---------- Supplied data

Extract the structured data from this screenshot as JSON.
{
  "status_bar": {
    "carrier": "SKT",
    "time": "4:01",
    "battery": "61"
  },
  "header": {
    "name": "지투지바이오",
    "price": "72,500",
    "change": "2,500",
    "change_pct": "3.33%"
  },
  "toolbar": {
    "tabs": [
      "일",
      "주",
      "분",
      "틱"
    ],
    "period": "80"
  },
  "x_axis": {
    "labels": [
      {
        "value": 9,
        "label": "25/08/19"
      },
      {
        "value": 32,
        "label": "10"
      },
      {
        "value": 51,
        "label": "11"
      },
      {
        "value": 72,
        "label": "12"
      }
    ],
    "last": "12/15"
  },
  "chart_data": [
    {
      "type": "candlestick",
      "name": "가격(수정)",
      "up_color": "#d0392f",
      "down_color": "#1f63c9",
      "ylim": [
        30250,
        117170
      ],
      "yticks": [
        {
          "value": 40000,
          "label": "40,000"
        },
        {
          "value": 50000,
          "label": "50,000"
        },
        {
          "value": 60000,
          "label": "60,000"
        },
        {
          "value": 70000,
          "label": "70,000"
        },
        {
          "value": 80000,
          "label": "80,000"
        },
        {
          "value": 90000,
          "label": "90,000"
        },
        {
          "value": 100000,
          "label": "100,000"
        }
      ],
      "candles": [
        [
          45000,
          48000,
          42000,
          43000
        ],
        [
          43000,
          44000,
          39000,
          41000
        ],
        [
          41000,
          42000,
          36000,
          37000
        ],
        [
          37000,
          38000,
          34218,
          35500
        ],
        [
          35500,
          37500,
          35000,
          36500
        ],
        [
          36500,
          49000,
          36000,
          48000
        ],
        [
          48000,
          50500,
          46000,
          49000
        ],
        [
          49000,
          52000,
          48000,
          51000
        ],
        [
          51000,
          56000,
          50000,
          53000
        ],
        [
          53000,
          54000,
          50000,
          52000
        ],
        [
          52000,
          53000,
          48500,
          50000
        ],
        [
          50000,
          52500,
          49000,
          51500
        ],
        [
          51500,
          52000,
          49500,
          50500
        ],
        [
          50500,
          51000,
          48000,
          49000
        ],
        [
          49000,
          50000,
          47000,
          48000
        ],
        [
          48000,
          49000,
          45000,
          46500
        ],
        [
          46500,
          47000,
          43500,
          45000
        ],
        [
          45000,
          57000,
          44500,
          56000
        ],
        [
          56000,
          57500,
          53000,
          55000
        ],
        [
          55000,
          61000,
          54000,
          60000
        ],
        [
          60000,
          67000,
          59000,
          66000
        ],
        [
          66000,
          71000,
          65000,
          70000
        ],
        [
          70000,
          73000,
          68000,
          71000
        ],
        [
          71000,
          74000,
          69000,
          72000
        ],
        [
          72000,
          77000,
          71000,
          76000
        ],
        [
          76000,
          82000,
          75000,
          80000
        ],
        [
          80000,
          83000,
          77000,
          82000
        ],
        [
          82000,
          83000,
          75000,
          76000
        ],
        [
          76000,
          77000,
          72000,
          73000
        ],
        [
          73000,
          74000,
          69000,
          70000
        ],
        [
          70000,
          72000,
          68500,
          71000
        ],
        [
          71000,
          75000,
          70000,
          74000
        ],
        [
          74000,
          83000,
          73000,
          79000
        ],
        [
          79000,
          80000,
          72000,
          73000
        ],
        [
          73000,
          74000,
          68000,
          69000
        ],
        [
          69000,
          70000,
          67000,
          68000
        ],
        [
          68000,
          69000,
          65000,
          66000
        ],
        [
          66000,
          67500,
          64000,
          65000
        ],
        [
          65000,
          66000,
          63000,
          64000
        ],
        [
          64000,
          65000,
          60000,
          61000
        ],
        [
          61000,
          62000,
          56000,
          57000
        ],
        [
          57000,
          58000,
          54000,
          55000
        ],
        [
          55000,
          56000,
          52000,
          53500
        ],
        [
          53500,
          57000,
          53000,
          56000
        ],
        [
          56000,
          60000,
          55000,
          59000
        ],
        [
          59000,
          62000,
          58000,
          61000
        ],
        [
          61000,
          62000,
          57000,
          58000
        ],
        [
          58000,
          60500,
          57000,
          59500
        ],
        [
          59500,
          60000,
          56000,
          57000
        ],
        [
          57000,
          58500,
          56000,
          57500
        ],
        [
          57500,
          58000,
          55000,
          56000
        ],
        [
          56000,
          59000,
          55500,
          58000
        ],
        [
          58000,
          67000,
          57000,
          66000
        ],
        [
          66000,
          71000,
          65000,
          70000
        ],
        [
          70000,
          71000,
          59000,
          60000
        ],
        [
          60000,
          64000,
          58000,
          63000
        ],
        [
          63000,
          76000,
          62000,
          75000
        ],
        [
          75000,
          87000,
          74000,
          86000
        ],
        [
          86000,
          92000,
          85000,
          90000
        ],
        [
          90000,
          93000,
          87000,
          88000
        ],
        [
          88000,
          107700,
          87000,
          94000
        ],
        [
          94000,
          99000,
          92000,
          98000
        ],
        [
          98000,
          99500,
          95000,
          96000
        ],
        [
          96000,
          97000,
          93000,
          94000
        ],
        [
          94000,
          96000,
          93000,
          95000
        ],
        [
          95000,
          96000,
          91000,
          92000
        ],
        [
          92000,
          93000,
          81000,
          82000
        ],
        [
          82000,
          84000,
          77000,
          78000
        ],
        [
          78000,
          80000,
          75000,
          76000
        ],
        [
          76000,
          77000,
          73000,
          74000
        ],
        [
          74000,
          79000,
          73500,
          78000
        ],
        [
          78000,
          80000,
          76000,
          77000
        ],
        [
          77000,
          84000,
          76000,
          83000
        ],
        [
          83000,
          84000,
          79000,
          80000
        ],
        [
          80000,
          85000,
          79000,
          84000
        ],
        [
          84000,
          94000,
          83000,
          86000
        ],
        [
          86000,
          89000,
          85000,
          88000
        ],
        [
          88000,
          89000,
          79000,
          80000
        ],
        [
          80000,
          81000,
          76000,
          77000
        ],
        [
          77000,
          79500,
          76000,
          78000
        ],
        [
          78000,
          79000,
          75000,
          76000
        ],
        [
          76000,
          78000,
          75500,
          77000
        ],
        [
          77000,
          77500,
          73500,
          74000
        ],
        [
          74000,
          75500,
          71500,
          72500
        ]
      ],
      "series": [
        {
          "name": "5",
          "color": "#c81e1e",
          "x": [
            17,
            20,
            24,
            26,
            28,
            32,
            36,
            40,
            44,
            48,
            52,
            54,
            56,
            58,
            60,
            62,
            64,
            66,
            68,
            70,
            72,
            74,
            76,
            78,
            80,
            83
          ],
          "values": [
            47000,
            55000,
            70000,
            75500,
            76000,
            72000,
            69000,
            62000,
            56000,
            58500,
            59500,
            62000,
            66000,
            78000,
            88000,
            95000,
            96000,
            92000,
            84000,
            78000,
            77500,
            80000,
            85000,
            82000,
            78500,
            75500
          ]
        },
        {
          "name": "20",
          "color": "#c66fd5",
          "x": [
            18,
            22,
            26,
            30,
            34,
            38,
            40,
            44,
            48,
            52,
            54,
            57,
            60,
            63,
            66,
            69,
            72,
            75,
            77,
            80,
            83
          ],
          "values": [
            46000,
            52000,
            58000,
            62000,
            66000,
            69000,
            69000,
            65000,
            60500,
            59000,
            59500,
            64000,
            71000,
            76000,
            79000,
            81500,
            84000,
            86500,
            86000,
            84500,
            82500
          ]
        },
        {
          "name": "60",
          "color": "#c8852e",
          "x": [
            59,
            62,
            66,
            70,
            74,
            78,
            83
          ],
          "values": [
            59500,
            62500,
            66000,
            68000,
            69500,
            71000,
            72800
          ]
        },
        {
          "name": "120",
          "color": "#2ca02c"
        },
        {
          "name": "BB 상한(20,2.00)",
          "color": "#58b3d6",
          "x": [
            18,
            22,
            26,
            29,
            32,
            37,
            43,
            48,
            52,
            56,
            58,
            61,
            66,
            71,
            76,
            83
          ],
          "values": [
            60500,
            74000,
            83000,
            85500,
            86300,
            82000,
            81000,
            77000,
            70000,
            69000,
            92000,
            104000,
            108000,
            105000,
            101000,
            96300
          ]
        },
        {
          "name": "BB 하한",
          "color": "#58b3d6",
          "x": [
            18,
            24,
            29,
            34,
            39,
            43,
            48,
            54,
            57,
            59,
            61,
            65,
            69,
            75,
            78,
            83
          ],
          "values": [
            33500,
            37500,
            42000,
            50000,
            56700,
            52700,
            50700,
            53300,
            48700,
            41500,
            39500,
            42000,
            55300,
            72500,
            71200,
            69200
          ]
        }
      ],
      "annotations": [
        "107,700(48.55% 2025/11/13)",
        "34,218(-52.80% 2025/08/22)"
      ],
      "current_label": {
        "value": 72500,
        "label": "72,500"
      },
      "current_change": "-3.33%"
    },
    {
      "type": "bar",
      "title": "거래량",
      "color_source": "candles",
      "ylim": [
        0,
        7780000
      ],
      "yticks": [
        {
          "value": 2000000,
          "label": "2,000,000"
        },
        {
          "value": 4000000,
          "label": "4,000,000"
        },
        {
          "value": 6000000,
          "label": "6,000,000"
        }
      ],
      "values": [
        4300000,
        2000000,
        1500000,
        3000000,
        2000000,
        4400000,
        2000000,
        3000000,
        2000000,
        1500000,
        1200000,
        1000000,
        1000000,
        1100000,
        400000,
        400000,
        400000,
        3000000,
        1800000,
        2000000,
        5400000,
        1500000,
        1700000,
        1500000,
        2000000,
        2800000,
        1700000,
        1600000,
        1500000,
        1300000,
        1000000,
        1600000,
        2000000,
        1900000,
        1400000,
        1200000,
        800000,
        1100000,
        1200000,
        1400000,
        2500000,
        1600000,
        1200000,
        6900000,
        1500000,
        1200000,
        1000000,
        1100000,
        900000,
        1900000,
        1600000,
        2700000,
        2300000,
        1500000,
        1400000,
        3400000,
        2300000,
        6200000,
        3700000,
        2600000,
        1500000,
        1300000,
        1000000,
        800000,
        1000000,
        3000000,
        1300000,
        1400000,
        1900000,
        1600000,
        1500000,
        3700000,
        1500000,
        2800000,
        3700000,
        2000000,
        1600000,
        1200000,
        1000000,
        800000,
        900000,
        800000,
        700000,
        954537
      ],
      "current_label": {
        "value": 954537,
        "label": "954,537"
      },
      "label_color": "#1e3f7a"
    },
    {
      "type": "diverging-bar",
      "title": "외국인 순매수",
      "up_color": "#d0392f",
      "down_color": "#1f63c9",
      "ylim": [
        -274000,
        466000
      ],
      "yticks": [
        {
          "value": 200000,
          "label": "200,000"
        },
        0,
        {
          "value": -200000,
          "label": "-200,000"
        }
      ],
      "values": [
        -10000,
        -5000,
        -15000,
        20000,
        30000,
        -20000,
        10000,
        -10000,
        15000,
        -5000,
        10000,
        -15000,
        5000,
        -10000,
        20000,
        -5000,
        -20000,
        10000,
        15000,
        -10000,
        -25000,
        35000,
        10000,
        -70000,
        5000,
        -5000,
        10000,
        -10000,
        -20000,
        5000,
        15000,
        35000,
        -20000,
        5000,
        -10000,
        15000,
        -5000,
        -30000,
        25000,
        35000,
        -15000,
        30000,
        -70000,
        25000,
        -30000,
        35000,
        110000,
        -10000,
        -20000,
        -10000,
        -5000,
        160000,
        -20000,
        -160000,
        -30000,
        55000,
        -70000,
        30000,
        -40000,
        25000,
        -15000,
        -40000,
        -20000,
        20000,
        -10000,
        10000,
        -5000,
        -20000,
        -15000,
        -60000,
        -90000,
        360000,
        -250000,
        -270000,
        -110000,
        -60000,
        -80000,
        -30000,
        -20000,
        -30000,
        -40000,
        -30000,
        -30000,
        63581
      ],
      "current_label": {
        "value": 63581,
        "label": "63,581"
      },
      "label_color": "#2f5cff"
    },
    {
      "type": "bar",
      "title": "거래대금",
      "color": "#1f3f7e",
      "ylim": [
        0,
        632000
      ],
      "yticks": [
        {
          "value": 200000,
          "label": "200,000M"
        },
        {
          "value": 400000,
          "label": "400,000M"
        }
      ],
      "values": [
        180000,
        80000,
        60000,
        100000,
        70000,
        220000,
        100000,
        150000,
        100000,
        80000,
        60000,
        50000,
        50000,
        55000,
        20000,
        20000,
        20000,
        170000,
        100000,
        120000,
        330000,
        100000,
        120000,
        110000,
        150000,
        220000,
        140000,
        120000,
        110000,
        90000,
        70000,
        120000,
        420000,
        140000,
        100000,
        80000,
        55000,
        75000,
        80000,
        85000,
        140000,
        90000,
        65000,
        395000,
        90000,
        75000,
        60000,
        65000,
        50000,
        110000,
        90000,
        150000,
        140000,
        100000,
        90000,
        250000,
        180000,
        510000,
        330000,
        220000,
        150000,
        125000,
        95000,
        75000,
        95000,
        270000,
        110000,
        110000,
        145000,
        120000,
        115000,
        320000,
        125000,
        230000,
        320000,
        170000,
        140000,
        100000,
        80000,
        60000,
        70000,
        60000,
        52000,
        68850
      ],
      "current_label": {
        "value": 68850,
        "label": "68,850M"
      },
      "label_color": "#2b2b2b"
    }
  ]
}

--------------------

▸ **Given task**: Give only the number of lines above that hold the string "type".

▸ **Written solution**: 4